▸ To do: Produce a verbatim copy of the entries listed below.

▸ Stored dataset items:
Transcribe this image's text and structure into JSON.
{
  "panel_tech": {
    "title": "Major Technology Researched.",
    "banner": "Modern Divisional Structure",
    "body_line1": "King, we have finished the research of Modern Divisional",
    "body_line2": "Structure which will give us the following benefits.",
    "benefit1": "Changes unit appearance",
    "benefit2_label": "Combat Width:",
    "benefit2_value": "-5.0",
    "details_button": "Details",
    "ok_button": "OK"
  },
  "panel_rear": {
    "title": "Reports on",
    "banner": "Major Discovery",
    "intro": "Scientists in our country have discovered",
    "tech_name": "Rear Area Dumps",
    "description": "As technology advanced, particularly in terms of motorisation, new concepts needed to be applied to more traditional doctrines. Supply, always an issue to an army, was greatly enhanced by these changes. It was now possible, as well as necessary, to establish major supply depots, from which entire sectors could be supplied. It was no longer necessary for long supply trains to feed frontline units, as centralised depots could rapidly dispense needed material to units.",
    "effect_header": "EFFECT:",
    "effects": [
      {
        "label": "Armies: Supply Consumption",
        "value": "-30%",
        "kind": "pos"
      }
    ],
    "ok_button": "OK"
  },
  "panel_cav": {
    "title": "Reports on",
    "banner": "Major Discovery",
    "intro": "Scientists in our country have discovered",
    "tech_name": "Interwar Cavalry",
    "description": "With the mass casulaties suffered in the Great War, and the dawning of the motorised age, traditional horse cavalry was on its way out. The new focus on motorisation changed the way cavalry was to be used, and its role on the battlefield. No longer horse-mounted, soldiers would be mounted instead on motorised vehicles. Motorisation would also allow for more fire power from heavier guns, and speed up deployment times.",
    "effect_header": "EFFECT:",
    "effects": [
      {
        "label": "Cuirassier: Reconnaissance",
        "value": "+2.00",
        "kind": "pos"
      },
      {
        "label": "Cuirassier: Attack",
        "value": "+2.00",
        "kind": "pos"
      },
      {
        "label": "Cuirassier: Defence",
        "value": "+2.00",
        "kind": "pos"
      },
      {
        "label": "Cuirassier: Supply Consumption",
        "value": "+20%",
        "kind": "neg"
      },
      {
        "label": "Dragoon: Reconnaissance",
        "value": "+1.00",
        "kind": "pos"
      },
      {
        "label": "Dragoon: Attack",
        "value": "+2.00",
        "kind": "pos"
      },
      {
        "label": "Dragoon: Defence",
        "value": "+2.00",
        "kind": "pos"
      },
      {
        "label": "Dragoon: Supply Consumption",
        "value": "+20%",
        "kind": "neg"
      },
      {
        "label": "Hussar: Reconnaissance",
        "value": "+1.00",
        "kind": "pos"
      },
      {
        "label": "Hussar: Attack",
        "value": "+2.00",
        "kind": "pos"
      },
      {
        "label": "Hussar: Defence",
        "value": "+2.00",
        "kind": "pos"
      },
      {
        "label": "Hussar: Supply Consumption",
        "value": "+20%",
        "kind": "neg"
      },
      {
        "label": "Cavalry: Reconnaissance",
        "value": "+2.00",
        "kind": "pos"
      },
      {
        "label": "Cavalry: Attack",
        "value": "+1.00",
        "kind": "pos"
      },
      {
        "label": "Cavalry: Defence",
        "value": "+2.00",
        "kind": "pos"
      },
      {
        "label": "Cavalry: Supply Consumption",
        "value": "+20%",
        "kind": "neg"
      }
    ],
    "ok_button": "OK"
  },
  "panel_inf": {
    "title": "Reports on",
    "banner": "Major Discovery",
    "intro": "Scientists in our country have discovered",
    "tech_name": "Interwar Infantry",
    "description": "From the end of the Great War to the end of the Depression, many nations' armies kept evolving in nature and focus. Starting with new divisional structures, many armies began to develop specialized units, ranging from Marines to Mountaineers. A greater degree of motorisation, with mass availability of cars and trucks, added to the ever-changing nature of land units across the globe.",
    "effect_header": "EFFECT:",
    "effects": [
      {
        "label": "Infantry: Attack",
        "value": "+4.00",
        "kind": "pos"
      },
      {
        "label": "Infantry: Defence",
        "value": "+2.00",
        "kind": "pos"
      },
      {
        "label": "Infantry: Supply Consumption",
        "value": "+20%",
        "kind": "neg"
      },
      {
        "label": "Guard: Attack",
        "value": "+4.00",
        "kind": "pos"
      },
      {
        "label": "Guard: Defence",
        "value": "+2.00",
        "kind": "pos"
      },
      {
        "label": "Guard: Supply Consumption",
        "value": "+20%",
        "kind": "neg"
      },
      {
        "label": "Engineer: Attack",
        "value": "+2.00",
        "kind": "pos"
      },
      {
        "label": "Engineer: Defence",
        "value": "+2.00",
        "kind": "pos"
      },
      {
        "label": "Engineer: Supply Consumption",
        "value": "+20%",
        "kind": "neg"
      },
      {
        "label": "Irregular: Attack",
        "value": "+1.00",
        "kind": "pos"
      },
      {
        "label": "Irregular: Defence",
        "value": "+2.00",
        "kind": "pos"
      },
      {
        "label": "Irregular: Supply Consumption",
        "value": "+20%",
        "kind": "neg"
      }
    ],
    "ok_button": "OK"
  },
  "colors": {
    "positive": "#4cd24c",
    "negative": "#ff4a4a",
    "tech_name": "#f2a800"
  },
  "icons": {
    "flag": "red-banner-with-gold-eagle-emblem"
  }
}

▸ Expected answer:
Transcribe this image's text and structure into JSON.
{
  "panel_tech": {
    "title": "Major Technology Researched.",
    "banner": "Modern Divisional Structure",
    "body_line1": "King, we have finished the research of Modern Divisional",
    "body_line2": "Structure which will give us the following benefits.",
    "benefit1": "Changes unit appearance",
    "benefit2_label": "Combat Width:",
    "benefit2_value": "-5.0",
    "details_button": "Details",
    "ok_button": "OK"
  },
  "panel_rear": {
    "title": "Reports on",
    "banner": "Major Discovery",
    "intro": "Scientists in our country have discovered",
    "tech_name": "Rear Area Dumps",
    "description": "As technology advanced, particularly in terms of motorisation, new concepts needed to be applied to more traditional doctrines. Supply, always an issue to an army, was greatly enhanced by these changes. It was now possible, as well as necessary, to establish major supply depots, from which entire sectors could be supplied. It was no longer necessary for long supply trains to feed frontline units, as centralised depots could rapidly dispense needed material to units.",
    "effect_header": "EFFECT:",
    "effects": [
      {
        "label": "Armies: Supply Consumption",
        "value": "-30%",
        "kind": "pos"
      }
    ],
    "ok_button": "OK"
  },
  "panel_cav": {
    "title": "Reports on",
    "banner": "Major Discovery",
    "intro": "Scientists in our country have discovered",
    "tech_name": "Interwar Cavalry",
    "description": "With the mass casulaties suffered in the Great War, and the dawning of the motorised age, traditional horse cavalry was on its way out. The new focus on motorisation changed the way cavalry was to be used, and its role on the battlefield. No longer horse-mounted, soldiers would be mounted instead on motorised vehicles. Motorisation would also allow for more fire power from heavier guns, and speed up deployment times.",
    "effect_header": "EFFECT:",
    "effects": [
      {
        "label": "Cuirassier: Reconnaissance",
        "value": "+2.00",
        "kind": "pos"
      },
      {
        "label": "Cuirassier: Attack",
        "value": "+2.00",
        "kind": "pos"
      },
      {
        "label": "Cuirassier: Defence",
        "value": "+2.00",
        "kind": "pos"
      },
      {
        "label": "Cuirassier: Supply Consumption",
        "value": "+20%",
        "kind": "neg"
      },
      {
        "label": "Dragoon: Reconnaissance",
        "value": "+1.00",
        "kind": "pos"
      },
      {
        "label": "Dragoon: Attack",
        "value": "+2.00",
        "kind": "pos"
      },
      {
        "label": "Dragoon: Defence",
        "value": "+2.00",
        "kind": "pos"
      },
      {
        "label": "Dragoon: Supply Consumption",
        "value": "+20%",
        "kind": "neg"
      },
      {
        "label": "Hussar: Reconnaissance",
        "value": "+1.00",
        "kind": "pos"
      },
      {
        "label": "Hussar: Attack",
        "value": "+2.00",
        "kind": "pos"
      },
      {
        "label": "Hussar: Defence",
        "value": "+2.00",
        "kind": "pos"
      },
      {
        "label": "Hussar: Supply Consumption",
        "value": "+20%",
        "kind": "neg"
      },
      {
        "label": "Cavalry: Reconnaissance",
        "value": "+2.00",
        "kind": "pos"
      },
      {
        "label": "Cavalry: Attack",
        "value": "+1.00",
        "kind": "pos"
      },
      {
        "label": "Cavalry: Defence",
        "value": "+2.00",
        "kind": "pos"
      },
      {
        "label": "Cavalry: Supply Consumption",
        "value": "+20%",
        "kind": "neg"
      }
    ],
    "ok_button": "OK"
  },
  "panel_inf": {
    "title": "Reports on",
    "banner": "Major Discovery",
    "intro": "Scientists in our country have discovered",
    "tech_name": "Interwar Infantry",
    "description": "From the end of the Great War to the end of the Depression, many nations' armies kept evolving in nature and focus. Starting with new divisional structures, many armies began to develop specialized units, ranging from Marines to Mountaineers. A greater degree of motorisation, with mass availability of cars and trucks, added to the ever-changing nature of land units across the globe.",
    "effect_header": "EFFECT:",
    "effects": [
      {
        "label": "Infantry: Attack",
        "value": "+4.00",
        "kind": "pos"
      },
      {
        "label": "Infantry: Defence",
        "value": "+2.00",
        "kind": "pos"
      },
      {
        "label": "Infantry: Supply Consumption",
        "value": "+20%",
        "kind": "neg"
      },
      {
        "label": "Guard: Attack",
        "value": "+4.00",
        "kind": "pos"
      },
      {
        "label": "Guard: Defence",
        "value": "+2.00",
        "kind": "pos"
      },
      {
        "label": "Guard: Supply Consumption",
        "value": "+20%",
        "kind": "neg"
      },
      {
        "label": "Engineer: Attack",
        "value": "+2.00",
        "kind": "pos"
      },
      {
        "label": "Engineer: Defence",
        "value": "+2.00",
        "kind": "pos"
      },
      {
        "label": "Engineer: Supply Consumption",
        "value": "+20%",
        "kind": "neg"
      },
      {
        "label": "Irregular: Attack",
        "value": "+1.00",
        "kind": "pos"
      },
      {
        "label": "Irregular: Defence",
        "value": "+2.00",
        "kind": "pos"
      },
      {
        "label": "Irregular: Supply Consumption",
        "value": "+20%",
        "kind": "neg"
      }
    ],
    "ok_button": "OK"
  },
  "colors": {
    "positive": "#4cd24c",
    "negative": "#ff4a4a",
    "tech_name": "#f2a800"
  },
  "icons": {
    "flag": "red-banner-with-gold-eagle-emblem"
  }
}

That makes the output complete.